■ **SHORT TASK**
Answer with a single number: how many lines in the listing below include "pali"?

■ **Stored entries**
## START
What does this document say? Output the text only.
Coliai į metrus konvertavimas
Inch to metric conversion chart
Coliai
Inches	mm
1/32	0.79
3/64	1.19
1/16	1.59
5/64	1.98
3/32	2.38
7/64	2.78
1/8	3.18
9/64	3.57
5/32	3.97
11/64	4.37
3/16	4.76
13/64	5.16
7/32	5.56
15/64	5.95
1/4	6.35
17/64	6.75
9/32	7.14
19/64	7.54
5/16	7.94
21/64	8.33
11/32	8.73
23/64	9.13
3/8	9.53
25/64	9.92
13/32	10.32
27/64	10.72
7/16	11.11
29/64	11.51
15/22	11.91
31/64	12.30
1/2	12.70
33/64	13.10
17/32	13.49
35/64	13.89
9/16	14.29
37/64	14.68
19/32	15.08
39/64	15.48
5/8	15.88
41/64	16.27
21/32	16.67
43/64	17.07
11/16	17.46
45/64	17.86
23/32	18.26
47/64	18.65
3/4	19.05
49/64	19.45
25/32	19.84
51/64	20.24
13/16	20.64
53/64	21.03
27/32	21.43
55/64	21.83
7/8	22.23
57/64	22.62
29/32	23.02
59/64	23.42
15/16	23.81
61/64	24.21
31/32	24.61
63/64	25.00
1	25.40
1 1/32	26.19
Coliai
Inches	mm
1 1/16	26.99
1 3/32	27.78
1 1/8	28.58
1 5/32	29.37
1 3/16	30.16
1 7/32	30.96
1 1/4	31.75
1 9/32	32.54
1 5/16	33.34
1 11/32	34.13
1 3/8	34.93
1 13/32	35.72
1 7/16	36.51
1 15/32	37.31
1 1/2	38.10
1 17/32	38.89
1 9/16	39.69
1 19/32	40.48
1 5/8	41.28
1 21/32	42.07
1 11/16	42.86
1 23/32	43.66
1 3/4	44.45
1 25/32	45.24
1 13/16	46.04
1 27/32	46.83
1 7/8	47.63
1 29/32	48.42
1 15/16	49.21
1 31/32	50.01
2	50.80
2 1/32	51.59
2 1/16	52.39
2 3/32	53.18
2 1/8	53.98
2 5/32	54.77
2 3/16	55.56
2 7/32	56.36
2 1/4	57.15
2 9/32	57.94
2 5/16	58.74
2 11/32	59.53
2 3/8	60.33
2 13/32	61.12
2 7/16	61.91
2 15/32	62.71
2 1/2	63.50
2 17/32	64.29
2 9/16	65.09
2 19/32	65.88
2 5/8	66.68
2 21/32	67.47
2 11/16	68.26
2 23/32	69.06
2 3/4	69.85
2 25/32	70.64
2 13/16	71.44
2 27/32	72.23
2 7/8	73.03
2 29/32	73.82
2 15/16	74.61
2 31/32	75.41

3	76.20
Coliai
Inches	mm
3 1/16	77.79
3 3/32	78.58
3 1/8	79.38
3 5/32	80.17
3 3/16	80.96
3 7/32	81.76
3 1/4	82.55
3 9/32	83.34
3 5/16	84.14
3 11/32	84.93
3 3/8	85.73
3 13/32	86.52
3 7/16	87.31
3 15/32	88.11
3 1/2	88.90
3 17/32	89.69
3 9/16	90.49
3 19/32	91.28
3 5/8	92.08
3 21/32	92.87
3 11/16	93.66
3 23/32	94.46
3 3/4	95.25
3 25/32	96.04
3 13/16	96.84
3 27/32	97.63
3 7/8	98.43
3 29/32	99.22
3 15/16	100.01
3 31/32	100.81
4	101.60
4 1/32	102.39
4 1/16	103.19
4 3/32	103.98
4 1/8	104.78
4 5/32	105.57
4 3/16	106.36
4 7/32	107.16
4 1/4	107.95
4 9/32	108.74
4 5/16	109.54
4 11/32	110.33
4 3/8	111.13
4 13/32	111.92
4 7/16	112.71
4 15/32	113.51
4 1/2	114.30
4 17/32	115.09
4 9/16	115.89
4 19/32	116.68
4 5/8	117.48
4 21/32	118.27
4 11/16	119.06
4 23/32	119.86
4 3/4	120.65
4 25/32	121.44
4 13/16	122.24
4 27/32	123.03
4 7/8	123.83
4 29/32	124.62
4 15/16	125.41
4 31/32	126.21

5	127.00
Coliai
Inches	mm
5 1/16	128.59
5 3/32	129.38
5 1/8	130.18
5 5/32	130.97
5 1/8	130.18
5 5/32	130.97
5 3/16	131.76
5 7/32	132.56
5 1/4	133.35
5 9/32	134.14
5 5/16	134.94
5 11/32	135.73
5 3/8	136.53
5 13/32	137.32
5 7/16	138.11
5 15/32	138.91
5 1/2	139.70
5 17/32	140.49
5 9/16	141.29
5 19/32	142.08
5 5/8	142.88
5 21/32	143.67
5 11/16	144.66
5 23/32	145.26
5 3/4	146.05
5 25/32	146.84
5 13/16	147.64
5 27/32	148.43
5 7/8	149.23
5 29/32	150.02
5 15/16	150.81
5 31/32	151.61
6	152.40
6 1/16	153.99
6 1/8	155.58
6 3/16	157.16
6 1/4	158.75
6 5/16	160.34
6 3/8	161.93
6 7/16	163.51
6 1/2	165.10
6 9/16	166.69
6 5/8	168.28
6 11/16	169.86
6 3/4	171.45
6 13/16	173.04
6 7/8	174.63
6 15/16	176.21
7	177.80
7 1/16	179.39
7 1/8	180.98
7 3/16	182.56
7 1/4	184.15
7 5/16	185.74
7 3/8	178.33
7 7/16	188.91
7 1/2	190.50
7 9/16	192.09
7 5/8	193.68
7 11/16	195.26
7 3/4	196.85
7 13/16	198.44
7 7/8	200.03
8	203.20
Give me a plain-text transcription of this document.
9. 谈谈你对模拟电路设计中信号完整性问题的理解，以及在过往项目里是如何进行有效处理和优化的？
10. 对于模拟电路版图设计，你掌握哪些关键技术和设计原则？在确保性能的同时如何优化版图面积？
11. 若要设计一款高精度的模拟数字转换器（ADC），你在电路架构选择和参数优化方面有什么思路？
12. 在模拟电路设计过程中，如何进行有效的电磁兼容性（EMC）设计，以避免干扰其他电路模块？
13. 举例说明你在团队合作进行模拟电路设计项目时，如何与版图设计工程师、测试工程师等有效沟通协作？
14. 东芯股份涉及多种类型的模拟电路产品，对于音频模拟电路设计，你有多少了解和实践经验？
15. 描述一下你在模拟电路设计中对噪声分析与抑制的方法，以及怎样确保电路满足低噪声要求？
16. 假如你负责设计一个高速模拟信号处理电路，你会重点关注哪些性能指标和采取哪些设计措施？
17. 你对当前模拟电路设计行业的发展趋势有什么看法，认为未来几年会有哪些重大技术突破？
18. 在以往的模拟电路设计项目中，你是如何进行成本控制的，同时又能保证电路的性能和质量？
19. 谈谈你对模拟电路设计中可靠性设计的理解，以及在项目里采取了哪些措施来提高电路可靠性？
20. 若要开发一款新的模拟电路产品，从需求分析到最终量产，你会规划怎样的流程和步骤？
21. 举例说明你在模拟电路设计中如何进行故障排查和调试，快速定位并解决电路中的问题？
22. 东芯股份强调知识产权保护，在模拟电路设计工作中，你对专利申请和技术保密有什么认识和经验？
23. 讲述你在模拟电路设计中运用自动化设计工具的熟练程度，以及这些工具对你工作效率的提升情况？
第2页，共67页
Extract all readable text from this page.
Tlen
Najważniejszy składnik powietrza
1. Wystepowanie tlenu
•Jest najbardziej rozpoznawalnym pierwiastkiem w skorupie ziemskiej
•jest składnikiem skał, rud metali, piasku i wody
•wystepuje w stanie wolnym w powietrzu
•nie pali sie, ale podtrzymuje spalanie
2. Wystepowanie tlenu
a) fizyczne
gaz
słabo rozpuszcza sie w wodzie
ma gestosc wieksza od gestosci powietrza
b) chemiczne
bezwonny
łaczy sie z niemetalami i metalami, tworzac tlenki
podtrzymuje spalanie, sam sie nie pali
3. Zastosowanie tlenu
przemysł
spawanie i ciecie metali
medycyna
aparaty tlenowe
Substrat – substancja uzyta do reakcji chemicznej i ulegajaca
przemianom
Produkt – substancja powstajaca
## END
■ **SOLUTION TO THE EXERCISE**
2